Records showing where each element appears:
►

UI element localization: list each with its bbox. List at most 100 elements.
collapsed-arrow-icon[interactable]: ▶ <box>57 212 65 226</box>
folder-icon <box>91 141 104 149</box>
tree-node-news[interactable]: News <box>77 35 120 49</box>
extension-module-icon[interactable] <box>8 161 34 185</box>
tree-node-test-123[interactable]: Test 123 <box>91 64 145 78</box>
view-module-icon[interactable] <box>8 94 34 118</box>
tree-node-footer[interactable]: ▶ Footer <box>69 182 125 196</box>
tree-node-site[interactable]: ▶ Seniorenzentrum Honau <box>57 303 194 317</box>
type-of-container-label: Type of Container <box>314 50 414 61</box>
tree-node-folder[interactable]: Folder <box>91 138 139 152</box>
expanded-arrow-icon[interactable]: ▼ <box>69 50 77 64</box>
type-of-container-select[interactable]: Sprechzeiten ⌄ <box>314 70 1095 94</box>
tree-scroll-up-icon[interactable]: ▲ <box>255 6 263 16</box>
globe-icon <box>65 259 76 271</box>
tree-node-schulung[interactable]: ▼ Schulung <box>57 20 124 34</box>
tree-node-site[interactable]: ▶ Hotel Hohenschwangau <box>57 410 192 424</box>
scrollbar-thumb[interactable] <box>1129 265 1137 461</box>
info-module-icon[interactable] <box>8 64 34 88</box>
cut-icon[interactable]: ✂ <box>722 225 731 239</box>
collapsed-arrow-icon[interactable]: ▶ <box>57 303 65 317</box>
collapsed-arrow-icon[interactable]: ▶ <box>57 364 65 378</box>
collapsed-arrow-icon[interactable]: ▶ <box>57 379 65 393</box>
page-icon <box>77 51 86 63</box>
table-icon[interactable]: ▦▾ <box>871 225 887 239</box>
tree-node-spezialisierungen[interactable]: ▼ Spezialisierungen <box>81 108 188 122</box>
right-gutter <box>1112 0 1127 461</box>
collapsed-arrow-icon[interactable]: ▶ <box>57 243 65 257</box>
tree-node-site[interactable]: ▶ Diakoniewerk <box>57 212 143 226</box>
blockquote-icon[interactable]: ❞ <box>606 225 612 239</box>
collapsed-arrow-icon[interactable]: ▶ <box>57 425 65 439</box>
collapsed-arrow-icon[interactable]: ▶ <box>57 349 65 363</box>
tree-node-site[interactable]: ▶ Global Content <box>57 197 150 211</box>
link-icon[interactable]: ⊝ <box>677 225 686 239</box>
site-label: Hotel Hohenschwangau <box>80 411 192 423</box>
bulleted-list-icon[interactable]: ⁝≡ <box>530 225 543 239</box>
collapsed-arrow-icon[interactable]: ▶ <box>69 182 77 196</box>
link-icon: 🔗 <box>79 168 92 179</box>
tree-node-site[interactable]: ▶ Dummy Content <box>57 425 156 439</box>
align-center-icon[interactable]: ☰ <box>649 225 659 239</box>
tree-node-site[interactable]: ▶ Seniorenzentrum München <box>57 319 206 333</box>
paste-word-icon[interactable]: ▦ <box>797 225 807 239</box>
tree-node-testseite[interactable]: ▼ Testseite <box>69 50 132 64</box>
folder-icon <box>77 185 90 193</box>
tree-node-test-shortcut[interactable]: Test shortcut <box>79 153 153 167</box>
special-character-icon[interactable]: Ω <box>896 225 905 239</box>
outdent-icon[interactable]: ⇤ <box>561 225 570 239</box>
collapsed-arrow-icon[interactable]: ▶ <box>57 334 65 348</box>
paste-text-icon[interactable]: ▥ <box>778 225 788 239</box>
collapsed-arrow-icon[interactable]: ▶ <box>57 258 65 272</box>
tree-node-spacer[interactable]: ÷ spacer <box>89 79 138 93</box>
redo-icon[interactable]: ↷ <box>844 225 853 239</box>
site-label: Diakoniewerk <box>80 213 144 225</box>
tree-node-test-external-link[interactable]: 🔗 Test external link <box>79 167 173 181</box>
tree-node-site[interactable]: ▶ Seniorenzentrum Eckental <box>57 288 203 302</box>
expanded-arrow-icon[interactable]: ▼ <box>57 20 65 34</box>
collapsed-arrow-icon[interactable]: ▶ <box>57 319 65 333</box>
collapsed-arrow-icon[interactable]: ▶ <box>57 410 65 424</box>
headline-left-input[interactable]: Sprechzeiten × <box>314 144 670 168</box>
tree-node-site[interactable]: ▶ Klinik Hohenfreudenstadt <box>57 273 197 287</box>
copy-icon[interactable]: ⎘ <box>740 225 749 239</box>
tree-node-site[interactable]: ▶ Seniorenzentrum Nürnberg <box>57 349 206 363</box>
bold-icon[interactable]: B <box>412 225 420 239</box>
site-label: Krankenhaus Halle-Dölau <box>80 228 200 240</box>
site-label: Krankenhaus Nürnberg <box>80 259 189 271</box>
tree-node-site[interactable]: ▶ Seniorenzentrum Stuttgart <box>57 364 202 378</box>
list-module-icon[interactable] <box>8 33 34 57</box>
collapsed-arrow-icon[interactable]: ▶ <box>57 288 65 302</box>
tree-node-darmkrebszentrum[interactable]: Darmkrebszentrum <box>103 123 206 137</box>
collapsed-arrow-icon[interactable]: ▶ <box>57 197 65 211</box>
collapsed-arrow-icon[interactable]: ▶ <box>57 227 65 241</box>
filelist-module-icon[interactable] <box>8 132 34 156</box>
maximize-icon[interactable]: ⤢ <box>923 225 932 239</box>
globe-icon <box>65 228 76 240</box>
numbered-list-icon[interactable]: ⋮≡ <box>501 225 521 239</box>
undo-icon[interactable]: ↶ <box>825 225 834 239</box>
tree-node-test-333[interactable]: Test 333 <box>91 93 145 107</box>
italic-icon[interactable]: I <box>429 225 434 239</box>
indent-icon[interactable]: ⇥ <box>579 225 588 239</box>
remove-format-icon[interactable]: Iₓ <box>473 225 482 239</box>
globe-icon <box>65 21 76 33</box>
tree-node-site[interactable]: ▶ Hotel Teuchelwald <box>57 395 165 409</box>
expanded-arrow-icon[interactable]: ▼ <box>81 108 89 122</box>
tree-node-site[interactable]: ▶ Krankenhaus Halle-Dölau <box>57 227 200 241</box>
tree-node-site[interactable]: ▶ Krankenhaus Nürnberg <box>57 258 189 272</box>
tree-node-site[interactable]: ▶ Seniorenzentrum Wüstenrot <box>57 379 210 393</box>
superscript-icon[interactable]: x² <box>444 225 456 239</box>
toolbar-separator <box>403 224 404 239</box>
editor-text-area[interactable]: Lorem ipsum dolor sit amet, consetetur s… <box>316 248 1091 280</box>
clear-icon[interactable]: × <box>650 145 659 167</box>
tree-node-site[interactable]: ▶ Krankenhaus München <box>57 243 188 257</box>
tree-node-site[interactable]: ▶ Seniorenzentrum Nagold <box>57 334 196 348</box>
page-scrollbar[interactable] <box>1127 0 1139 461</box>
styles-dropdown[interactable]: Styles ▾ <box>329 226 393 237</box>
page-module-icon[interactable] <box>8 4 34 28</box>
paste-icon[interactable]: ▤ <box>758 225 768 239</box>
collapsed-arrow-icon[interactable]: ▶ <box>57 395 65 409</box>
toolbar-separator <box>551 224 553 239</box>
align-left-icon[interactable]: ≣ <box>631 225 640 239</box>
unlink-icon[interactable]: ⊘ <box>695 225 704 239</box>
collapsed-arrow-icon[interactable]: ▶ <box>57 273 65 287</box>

◄

# WRITTEN REQUEST
Output every one of the lines above again, unchanged.

# RESPONSE FOR THIS EXERCISE
UI element localization: list each with its bbox. List at most 100 elements.
collapsed-arrow-icon[interactable]: ▶ <box>57 212 65 226</box>
folder-icon <box>91 141 104 149</box>
tree-node-news[interactable]: News <box>77 35 120 49</box>
extension-module-icon[interactable] <box>8 161 34 185</box>
tree-node-test-123[interactable]: Test 123 <box>91 64 145 78</box>
view-module-icon[interactable] <box>8 94 34 118</box>
tree-node-footer[interactable]: ▶ Footer <box>69 182 125 196</box>
tree-node-site[interactable]: ▶ Seniorenzentrum Honau <box>57 303 194 317</box>
type-of-container-label: Type of Container <box>314 50 414 61</box>
tree-node-folder[interactable]: Folder <box>91 138 139 152</box>
expanded-arrow-icon[interactable]: ▼ <box>69 50 77 64</box>
type-of-container-select[interactable]: Sprechzeiten ⌄ <box>314 70 1095 94</box>
tree-scroll-up-icon[interactable]: ▲ <box>255 6 263 16</box>
globe-icon <box>65 259 76 271</box>
tree-node-schulung[interactable]: ▼ Schulung <box>57 20 124 34</box>
tree-node-site[interactable]: ▶ Hotel Hohenschwangau <box>57 410 192 424</box>
scrollbar-thumb[interactable] <box>1129 265 1137 461</box>
info-module-icon[interactable] <box>8 64 34 88</box>
cut-icon[interactable]: ✂ <box>722 225 731 239</box>
collapsed-arrow-icon[interactable]: ▶ <box>57 303 65 317</box>
collapsed-arrow-icon[interactable]: ▶ <box>57 364 65 378</box>
collapsed-arrow-icon[interactable]: ▶ <box>57 379 65 393</box>
page-icon <box>77 51 86 63</box>
table-icon[interactable]: ▦▾ <box>871 225 887 239</box>
tree-node-spezialisierungen[interactable]: ▼ Spezialisierungen <box>81 108 188 122</box>
right-gutter <box>1112 0 1127 461</box>
collapsed-arrow-icon[interactable]: ▶ <box>57 243 65 257</box>
tree-node-site[interactable]: ▶ Diakoniewerk <box>57 212 143 226</box>
blockquote-icon[interactable]: ❞ <box>606 225 612 239</box>
collapsed-arrow-icon[interactable]: ▶ <box>57 425 65 439</box>
collapsed-arrow-icon[interactable]: ▶ <box>57 349 65 363</box>
tree-node-site[interactable]: ▶ Global Content <box>57 197 150 211</box>
link-icon[interactable]: ⊝ <box>677 225 686 239</box>
site-label: Hotel Hohenschwangau <box>80 411 192 423</box>
bulleted-list-icon[interactable]: ⁝≡ <box>530 225 543 239</box>
collapsed-arrow-icon[interactable]: ▶ <box>69 182 77 196</box>
link-icon: 🔗 <box>79 168 92 179</box>
tree-node-site[interactable]: ▶ Dummy Content <box>57 425 156 439</box>
align-center-icon[interactable]: ☰ <box>649 225 659 239</box>
tree-node-site[interactable]: ▶ Seniorenzentrum München <box>57 319 206 333</box>
paste-word-icon[interactable]: ▦ <box>797 225 807 239</box>
tree-node-testseite[interactable]: ▼ Testseite <box>69 50 132 64</box>
folder-icon <box>77 185 90 193</box>
tree-node-test-shortcut[interactable]: Test shortcut <box>79 153 153 167</box>
special-character-icon[interactable]: Ω <box>896 225 905 239</box>
outdent-icon[interactable]: ⇤ <box>561 225 570 239</box>
collapsed-arrow-icon[interactable]: ▶ <box>57 334 65 348</box>
paste-text-icon[interactable]: ▥ <box>778 225 788 239</box>
collapsed-arrow-icon[interactable]: ▶ <box>57 258 65 272</box>
tree-node-spacer[interactable]: ÷ spacer <box>89 79 138 93</box>
redo-icon[interactable]: ↷ <box>844 225 853 239</box>
site-label: Diakoniewerk <box>80 213 144 225</box>
tree-node-test-external-link[interactable]: 🔗 Test external link <box>79 167 173 181</box>
tree-node-site[interactable]: ▶ Seniorenzentrum Eckental <box>57 288 203 302</box>
expanded-arrow-icon[interactable]: ▼ <box>57 20 65 34</box>
collapsed-arrow-icon[interactable]: ▶ <box>57 319 65 333</box>
collapsed-arrow-icon[interactable]: ▶ <box>57 410 65 424</box>
headline-left-input[interactable]: Sprechzeiten × <box>314 144 670 168</box>
tree-node-site[interactable]: ▶ Klinik Hohenfreudenstadt <box>57 273 197 287</box>
copy-icon[interactable]: ⎘ <box>740 225 749 239</box>
tree-node-site[interactable]: ▶ Seniorenzentrum Nürnberg <box>57 349 206 363</box>
bold-icon[interactable]: B <box>412 225 420 239</box>
site-label: Krankenhaus Halle-Dölau <box>80 228 200 240</box>
site-label: Krankenhaus Nürnberg <box>80 259 189 271</box>
tree-node-site[interactable]: ▶ Seniorenzentrum Stuttgart <box>57 364 202 378</box>
list-module-icon[interactable] <box>8 33 34 57</box>
collapsed-arrow-icon[interactable]: ▶ <box>57 288 65 302</box>
tree-node-darmkrebszentrum[interactable]: Darmkrebszentrum <box>103 123 206 137</box>
collapsed-arrow-icon[interactable]: ▶ <box>57 197 65 211</box>
collapsed-arrow-icon[interactable]: ▶ <box>57 227 65 241</box>
filelist-module-icon[interactable] <box>8 132 34 156</box>
maximize-icon[interactable]: ⤢ <box>923 225 932 239</box>
globe-icon <box>65 228 76 240</box>
numbered-list-icon[interactable]: ⋮≡ <box>501 225 521 239</box>
undo-icon[interactable]: ↶ <box>825 225 834 239</box>
tree-node-test-333[interactable]: Test 333 <box>91 93 145 107</box>
italic-icon[interactable]: I <box>429 225 434 239</box>
indent-icon[interactable]: ⇥ <box>579 225 588 239</box>
remove-format-icon[interactable]: Iₓ <box>473 225 482 239</box>
globe-icon <box>65 21 76 33</box>
tree-node-site[interactable]: ▶ Hotel Teuchelwald <box>57 395 165 409</box>
expanded-arrow-icon[interactable]: ▼ <box>81 108 89 122</box>
tree-node-site[interactable]: ▶ Krankenhaus Halle-Dölau <box>57 227 200 241</box>
tree-node-site[interactable]: ▶ Krankenhaus Nürnberg <box>57 258 189 272</box>
tree-node-site[interactable]: ▶ Seniorenzentrum Wüstenrot <box>57 379 210 393</box>
superscript-icon[interactable]: x² <box>444 225 456 239</box>
toolbar-separator <box>403 224 404 239</box>
editor-text-area[interactable]: Lorem ipsum dolor sit amet, consetetur s… <box>316 248 1091 280</box>
clear-icon[interactable]: × <box>650 145 659 167</box>
tree-node-site[interactable]: ▶ Krankenhaus München <box>57 243 188 257</box>
tree-node-site[interactable]: ▶ Seniorenzentrum Nagold <box>57 334 196 348</box>
page-scrollbar[interactable] <box>1127 0 1139 461</box>
styles-dropdown[interactable]: Styles ▾ <box>329 226 393 237</box>
page-module-icon[interactable] <box>8 4 34 28</box>
paste-icon[interactable]: ▤ <box>758 225 768 239</box>
collapsed-arrow-icon[interactable]: ▶ <box>57 395 65 409</box>
toolbar-separator <box>551 224 553 239</box>
align-left-icon[interactable]: ≣ <box>631 225 640 239</box>
unlink-icon[interactable]: ⊘ <box>695 225 704 239</box>
collapsed-arrow-icon[interactable]: ▶ <box>57 273 65 287</box>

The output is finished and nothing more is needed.